(WRITTEN EXERCISE):
Some lines in the records below may hold the word "Dubai"; give the number of those lines and nothing else.

(Dataset rows about figures):
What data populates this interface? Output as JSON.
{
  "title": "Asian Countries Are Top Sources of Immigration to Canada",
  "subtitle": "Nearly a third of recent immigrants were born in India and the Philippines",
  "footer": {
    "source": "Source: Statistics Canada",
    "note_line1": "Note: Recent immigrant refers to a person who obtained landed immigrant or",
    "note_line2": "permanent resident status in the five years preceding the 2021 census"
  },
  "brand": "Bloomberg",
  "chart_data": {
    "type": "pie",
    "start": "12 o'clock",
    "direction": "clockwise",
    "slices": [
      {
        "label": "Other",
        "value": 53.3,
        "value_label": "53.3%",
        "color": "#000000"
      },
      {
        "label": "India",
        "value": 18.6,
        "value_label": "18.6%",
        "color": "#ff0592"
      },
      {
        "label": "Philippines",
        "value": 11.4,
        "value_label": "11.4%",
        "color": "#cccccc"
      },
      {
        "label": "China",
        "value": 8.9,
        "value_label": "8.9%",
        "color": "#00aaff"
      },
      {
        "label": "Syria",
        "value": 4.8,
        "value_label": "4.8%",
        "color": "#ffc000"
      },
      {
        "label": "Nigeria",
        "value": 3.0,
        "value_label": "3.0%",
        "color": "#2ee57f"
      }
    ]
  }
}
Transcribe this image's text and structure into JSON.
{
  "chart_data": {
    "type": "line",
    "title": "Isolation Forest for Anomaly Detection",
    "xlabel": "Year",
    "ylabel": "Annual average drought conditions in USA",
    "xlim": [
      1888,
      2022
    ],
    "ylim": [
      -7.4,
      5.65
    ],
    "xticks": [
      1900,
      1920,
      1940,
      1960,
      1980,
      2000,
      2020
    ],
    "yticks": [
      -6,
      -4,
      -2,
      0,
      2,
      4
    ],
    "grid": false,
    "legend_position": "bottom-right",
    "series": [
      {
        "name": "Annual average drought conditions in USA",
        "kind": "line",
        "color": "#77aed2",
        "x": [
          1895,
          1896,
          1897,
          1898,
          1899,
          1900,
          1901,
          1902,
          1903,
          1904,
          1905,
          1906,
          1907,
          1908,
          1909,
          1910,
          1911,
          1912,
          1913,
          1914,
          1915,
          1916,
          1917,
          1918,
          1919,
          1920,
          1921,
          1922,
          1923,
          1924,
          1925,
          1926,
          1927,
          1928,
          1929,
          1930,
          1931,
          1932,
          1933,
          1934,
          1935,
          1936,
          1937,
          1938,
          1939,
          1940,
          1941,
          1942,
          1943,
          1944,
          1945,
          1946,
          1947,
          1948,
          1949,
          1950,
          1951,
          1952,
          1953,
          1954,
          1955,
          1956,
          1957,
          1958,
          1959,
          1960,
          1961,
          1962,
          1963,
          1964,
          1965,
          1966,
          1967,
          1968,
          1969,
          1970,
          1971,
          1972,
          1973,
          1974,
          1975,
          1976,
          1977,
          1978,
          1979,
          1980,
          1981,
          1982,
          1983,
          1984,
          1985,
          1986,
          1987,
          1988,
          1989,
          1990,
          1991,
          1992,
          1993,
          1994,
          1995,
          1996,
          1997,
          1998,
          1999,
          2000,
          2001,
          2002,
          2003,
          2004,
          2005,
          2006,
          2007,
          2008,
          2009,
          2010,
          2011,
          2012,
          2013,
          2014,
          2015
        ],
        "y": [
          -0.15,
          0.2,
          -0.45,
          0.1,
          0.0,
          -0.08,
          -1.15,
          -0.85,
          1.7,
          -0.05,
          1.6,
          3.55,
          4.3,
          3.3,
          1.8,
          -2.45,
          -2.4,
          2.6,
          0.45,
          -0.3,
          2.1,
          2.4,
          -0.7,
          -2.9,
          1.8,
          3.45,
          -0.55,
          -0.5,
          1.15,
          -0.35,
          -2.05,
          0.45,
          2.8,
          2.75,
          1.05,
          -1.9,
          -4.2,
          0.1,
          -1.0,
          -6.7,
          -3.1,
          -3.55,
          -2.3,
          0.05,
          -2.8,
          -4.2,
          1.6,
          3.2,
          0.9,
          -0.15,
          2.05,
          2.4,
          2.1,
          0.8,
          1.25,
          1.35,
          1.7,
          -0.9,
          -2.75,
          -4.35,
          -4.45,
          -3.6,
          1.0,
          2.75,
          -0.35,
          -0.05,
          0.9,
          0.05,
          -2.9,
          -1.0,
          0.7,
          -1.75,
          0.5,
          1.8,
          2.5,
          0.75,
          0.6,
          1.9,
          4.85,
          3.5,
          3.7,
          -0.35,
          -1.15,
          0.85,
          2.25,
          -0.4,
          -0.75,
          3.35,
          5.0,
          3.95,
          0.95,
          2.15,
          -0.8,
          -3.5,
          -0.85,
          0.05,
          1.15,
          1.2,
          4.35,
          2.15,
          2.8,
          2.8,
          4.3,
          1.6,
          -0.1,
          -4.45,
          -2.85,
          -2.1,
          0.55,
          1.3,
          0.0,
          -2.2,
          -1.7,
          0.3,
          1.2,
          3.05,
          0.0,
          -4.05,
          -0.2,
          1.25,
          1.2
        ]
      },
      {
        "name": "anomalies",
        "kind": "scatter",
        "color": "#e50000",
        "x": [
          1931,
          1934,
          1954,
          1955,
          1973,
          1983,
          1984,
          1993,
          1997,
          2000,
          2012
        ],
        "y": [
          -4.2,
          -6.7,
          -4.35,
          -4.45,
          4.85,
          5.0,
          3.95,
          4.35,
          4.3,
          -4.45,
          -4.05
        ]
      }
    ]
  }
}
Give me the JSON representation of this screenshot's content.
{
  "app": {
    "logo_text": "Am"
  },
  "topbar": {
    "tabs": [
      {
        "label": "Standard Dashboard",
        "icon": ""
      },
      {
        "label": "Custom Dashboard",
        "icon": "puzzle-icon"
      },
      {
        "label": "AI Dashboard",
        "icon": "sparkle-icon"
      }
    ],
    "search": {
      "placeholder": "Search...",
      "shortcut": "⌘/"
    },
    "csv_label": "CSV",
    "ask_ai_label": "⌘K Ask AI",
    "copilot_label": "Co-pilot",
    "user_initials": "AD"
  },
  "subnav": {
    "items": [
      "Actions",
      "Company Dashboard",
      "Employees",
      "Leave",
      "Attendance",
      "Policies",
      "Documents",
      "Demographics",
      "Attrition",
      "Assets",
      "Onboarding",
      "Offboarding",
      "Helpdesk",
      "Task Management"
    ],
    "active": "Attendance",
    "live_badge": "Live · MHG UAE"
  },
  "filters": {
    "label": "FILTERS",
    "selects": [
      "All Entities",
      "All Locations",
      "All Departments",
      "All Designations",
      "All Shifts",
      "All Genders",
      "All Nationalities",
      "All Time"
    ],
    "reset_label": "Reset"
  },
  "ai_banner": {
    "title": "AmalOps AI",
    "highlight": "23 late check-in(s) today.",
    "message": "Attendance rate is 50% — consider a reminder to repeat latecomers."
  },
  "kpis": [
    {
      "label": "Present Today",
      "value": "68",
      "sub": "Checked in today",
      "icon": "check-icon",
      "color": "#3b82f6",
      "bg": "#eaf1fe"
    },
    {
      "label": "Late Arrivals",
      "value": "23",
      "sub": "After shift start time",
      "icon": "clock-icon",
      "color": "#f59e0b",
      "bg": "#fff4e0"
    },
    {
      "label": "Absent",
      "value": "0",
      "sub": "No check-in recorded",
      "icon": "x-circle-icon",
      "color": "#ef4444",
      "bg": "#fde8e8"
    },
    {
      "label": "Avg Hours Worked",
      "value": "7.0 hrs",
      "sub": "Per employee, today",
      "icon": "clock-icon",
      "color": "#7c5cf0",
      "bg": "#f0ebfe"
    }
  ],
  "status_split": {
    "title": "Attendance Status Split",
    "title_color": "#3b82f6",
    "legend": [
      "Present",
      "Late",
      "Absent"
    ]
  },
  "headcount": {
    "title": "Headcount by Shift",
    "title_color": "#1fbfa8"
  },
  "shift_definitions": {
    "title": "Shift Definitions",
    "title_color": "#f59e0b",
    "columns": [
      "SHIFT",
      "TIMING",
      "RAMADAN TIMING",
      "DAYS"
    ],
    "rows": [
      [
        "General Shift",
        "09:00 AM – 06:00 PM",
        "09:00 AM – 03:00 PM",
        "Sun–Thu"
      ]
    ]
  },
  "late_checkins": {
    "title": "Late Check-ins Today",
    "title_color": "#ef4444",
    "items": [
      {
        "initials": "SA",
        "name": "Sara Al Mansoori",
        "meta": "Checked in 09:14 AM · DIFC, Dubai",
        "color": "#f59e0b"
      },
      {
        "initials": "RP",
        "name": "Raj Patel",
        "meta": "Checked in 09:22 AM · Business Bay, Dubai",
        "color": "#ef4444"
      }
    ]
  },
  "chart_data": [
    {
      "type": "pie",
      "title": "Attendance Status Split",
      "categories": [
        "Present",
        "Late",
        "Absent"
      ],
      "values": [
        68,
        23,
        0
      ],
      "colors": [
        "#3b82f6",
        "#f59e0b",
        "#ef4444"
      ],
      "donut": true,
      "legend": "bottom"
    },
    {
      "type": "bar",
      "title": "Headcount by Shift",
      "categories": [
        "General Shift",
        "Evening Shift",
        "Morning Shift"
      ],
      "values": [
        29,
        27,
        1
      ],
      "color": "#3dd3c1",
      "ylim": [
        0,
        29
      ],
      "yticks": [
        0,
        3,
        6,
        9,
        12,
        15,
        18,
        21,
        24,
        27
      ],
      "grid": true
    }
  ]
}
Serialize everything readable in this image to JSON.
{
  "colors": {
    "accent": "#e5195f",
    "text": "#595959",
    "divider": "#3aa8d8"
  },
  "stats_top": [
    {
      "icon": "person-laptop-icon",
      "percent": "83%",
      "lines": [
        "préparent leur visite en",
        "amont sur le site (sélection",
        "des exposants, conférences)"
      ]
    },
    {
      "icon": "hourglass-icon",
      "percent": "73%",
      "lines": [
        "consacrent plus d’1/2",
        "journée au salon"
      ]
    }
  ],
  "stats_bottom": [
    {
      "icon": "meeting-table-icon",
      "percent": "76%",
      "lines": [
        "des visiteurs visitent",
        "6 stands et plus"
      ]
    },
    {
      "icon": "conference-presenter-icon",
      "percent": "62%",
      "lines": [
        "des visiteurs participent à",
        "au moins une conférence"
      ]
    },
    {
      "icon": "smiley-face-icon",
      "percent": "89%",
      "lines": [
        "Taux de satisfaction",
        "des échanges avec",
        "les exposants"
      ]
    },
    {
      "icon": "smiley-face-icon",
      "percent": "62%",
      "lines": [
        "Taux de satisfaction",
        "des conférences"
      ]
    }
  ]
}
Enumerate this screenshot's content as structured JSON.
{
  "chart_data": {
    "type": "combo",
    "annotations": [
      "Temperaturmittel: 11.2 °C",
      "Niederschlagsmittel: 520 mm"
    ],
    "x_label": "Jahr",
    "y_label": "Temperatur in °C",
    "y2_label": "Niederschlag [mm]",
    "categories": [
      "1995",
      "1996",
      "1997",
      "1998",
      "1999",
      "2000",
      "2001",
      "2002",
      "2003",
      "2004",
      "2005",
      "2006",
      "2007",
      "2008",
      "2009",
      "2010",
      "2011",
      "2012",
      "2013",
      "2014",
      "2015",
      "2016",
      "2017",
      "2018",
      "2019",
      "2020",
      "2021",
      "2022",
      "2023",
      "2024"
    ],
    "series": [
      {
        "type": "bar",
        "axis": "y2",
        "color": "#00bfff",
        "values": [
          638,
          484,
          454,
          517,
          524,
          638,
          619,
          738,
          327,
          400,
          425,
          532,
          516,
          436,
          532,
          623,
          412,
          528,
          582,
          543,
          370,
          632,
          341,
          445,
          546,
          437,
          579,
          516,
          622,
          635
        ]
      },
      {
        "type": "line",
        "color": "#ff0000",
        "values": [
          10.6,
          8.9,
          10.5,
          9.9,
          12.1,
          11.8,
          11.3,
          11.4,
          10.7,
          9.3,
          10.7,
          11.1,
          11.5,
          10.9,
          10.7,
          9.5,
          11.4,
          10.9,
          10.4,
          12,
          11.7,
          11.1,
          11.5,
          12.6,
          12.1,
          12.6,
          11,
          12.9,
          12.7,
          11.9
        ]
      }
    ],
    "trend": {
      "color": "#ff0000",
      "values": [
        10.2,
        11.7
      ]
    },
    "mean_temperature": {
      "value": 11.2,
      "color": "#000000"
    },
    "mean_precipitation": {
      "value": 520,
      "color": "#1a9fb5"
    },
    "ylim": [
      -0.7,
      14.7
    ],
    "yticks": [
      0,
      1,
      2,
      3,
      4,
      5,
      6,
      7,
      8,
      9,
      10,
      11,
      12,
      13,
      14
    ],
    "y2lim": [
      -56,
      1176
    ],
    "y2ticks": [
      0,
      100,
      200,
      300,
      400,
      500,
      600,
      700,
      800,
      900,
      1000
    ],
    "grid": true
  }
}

(COMPLETED TASK):
2